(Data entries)
-------------------------
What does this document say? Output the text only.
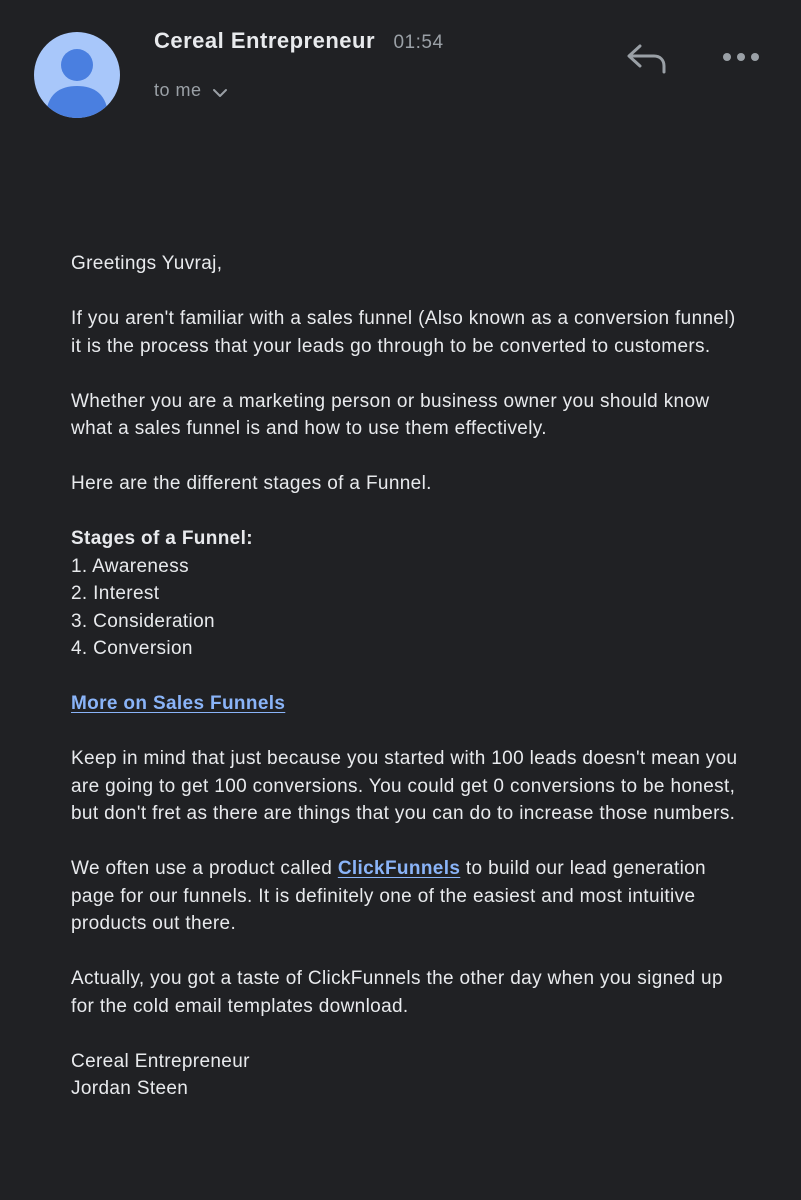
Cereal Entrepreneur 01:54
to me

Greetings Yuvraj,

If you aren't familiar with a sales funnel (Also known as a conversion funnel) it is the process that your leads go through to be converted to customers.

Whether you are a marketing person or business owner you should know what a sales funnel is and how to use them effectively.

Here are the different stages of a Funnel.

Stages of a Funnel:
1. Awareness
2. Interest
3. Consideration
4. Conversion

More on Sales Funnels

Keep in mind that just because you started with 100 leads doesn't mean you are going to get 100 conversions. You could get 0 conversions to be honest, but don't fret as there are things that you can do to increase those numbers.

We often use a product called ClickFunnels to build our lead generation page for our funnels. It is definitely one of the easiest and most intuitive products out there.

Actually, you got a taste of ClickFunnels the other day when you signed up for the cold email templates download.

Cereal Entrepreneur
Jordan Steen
-------------------------
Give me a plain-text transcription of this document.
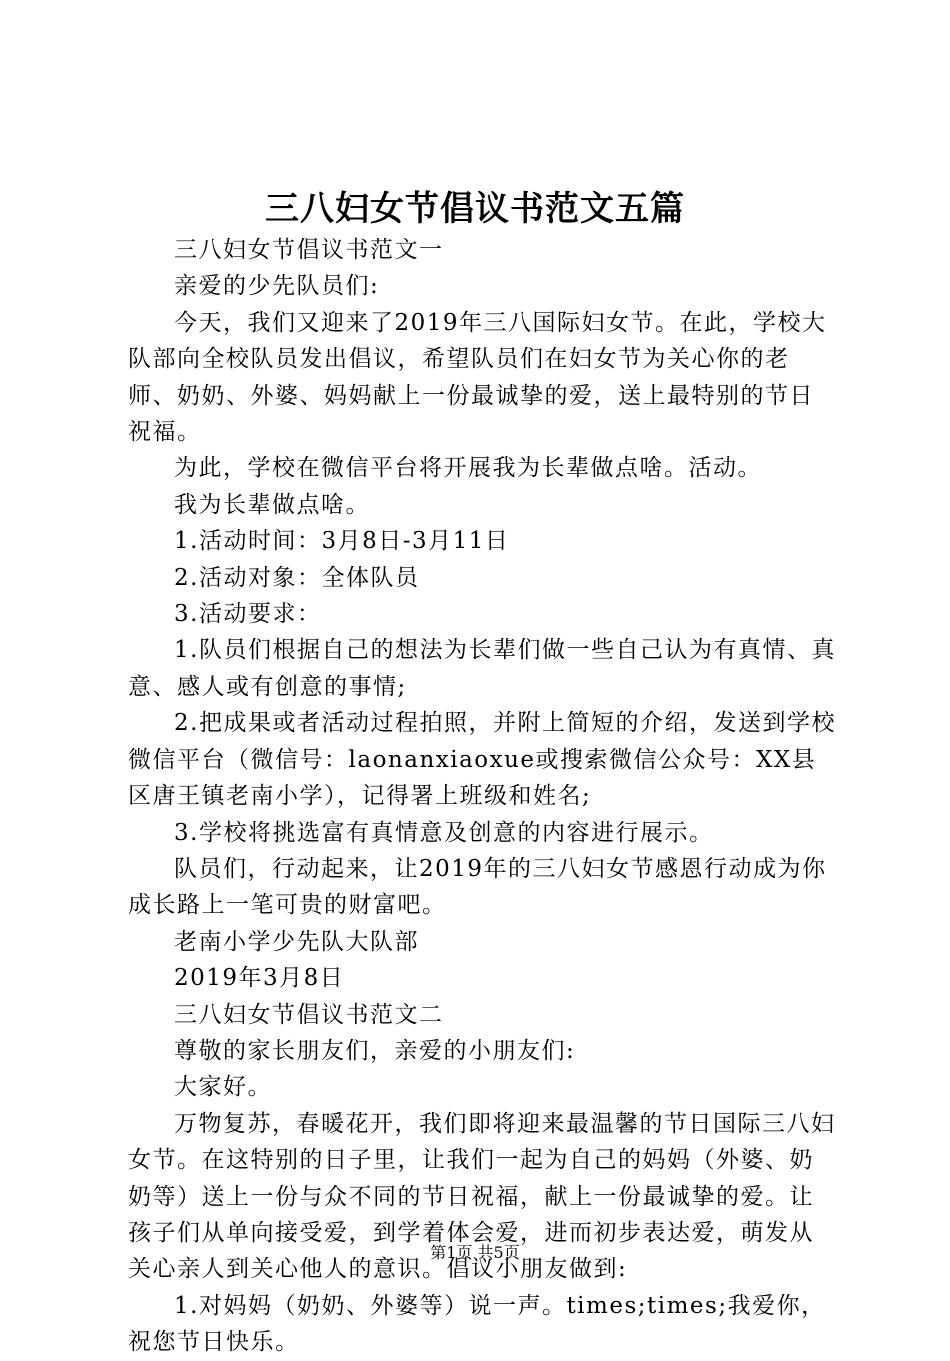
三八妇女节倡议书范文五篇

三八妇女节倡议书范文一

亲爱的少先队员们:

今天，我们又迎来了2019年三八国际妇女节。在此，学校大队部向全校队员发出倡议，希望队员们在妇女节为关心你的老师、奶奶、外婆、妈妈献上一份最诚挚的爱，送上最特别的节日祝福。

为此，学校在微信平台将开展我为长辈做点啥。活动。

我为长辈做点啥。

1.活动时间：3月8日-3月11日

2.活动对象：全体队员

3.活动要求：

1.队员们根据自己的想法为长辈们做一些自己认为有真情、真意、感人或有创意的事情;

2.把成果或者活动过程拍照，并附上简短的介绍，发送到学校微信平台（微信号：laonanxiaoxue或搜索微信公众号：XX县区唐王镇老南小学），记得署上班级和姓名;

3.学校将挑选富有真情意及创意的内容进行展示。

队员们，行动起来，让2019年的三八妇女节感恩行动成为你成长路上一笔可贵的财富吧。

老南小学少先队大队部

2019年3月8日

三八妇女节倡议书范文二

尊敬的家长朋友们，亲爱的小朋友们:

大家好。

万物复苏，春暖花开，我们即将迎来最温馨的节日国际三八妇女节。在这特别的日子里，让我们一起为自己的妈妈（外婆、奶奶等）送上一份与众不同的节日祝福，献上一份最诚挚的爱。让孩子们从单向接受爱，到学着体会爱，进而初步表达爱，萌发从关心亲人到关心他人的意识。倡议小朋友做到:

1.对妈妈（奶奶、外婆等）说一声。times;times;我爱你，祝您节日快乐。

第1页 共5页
-------------------------
--- Set task ---
State the number of lines above that hold the string "leads", with nothing added.

--- Correct response ---
2